- **Saved data entries**
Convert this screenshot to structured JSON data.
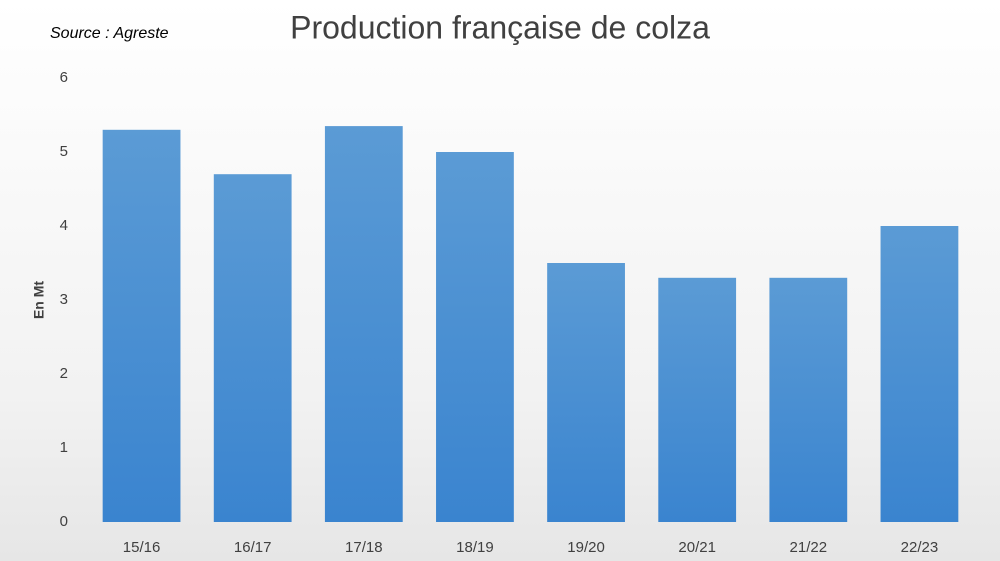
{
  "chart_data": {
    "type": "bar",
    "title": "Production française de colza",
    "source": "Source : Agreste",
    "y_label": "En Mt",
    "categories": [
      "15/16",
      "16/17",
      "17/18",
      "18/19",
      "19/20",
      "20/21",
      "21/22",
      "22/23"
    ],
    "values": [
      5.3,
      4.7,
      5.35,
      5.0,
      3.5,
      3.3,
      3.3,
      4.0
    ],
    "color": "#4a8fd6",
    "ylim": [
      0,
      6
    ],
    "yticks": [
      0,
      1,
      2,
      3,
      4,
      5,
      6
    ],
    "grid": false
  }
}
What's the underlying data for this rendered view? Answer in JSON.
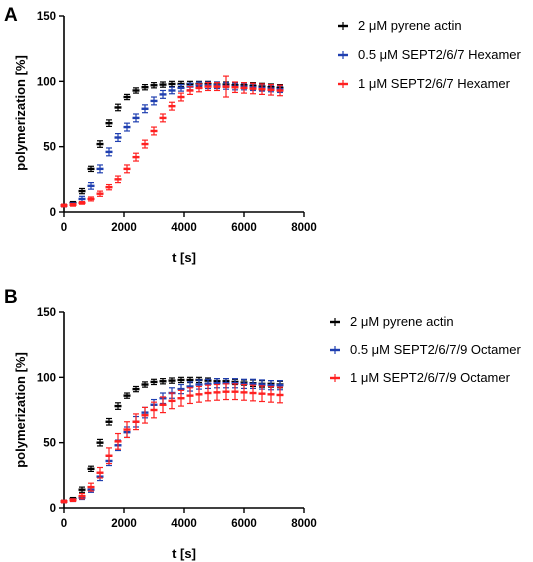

--

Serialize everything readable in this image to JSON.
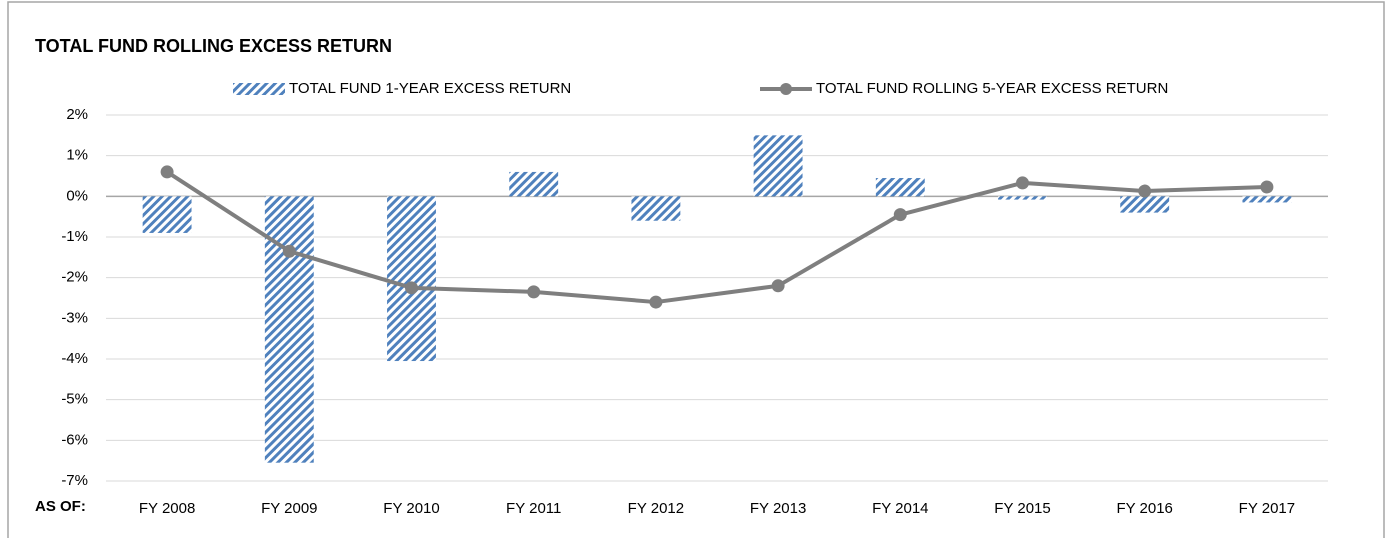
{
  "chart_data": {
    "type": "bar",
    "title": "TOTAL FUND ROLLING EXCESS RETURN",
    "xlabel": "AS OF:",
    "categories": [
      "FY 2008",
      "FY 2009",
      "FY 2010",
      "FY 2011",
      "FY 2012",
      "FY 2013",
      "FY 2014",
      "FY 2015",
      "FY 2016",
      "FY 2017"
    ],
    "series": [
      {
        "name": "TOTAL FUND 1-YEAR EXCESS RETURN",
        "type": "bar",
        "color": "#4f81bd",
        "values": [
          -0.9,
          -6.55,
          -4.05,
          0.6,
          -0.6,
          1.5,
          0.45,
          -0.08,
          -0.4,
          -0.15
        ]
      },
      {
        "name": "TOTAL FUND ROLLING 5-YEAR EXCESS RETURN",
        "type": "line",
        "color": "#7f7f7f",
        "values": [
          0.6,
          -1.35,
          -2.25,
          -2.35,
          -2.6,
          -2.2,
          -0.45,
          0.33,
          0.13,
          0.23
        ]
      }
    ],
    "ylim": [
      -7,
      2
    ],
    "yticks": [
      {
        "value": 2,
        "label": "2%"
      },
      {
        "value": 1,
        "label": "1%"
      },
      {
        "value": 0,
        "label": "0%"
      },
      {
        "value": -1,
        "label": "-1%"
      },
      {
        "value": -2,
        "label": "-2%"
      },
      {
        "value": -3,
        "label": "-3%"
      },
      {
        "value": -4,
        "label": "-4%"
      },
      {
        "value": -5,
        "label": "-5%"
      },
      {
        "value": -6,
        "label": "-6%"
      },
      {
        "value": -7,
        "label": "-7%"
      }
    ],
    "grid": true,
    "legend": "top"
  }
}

--

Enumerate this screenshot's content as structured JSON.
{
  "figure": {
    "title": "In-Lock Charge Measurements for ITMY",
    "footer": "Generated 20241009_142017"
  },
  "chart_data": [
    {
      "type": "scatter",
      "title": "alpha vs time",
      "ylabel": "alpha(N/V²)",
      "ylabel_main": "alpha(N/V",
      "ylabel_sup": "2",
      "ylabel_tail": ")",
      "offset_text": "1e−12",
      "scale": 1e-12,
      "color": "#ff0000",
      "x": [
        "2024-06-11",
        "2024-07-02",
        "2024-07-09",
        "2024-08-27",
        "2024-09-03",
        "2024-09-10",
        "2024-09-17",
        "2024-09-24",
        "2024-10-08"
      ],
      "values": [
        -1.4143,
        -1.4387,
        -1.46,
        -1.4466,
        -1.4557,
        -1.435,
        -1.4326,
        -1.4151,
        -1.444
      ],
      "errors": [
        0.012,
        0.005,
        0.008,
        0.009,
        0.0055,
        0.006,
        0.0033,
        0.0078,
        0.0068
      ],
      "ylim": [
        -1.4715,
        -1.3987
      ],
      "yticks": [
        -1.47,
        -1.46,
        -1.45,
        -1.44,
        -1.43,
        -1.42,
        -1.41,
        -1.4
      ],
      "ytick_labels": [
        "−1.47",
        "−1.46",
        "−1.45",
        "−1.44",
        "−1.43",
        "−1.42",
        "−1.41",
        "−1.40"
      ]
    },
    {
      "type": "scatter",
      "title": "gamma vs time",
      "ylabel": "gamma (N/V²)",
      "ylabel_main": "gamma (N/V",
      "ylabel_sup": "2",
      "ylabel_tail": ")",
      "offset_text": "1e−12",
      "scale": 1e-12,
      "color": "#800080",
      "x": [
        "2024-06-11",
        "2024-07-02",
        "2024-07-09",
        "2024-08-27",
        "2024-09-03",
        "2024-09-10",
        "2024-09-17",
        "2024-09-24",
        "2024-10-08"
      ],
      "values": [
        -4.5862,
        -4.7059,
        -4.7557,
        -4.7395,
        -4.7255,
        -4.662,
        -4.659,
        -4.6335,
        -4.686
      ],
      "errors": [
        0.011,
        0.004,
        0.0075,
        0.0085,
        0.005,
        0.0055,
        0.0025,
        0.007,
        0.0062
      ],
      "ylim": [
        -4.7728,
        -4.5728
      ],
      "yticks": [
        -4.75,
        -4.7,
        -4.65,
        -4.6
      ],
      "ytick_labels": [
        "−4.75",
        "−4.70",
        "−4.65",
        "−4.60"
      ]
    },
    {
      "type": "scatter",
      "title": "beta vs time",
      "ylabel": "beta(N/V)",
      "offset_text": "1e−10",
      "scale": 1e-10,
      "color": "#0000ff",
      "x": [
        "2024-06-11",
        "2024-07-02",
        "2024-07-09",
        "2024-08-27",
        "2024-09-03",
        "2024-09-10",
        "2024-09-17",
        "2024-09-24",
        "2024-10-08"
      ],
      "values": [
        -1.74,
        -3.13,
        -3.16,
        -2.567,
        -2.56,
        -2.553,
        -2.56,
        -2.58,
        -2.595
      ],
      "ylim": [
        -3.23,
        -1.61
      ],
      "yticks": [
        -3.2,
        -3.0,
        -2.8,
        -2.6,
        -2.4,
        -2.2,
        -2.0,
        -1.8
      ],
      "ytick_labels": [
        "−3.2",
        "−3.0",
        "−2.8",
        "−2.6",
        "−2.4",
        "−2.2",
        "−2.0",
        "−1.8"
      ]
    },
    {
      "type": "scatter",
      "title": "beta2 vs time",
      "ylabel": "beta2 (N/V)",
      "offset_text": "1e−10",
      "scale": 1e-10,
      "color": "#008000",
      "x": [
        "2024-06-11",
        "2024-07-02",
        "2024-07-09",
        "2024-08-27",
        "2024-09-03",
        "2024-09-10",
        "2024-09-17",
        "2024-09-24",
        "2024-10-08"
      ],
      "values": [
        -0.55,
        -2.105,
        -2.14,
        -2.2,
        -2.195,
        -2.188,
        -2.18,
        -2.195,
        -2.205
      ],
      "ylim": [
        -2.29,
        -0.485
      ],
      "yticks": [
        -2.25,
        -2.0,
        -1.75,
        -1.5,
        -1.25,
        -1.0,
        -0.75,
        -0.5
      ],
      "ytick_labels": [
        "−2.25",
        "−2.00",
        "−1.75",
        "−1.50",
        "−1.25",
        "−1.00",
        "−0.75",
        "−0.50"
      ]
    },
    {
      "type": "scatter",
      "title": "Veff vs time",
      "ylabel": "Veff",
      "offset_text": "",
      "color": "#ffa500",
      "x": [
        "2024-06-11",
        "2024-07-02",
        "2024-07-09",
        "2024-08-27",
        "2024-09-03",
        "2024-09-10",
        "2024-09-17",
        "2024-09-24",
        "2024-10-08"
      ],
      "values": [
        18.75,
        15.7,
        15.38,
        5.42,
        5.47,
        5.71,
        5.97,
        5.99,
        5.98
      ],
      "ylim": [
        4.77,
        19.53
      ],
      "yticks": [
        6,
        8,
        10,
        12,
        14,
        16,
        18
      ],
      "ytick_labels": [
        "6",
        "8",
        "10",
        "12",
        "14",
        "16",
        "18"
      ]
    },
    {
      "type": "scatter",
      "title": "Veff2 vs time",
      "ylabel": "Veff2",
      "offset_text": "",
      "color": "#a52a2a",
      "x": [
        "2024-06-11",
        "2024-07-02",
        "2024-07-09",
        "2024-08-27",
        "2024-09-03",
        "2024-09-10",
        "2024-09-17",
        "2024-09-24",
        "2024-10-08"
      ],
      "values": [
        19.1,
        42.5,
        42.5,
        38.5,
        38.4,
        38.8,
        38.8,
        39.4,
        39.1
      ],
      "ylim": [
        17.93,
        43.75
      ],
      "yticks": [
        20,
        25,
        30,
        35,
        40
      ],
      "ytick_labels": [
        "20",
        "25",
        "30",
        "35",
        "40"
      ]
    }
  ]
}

- **WHAT THE EXERCISE ASKS**
Your copy should hold only the lines from the one containing "Convert this screenshot" through the one containing "What's the underlying", word for word, with no pictures.

- **OUTPUT BELOW**
Convert this screenshot to structured JSON data.
{
  "chart_data": {
    "type": "bar",
    "title": "Production française de colza",
    "source": "Source : Agreste",
    "y_label": "En Mt",
    "categories": [
      "15/16",
      "16/17",
      "17/18",
      "18/19",
      "19/20",
      "20/21",
      "21/22",
      "22/23"
    ],
    "values": [
      5.3,
      4.7,
      5.35,
      5.0,
      3.5,
      3.3,
      3.3,
      4.0
    ],
    "color": "#4a8fd6",
    "ylim": [
      0,
      6
    ],
    "yticks": [
      0,
      1,
      2,
      3,
      4,
      5,
      6
    ],
    "grid": false
  }
}
What's the underlying data for this rendered view? Answer in JSON.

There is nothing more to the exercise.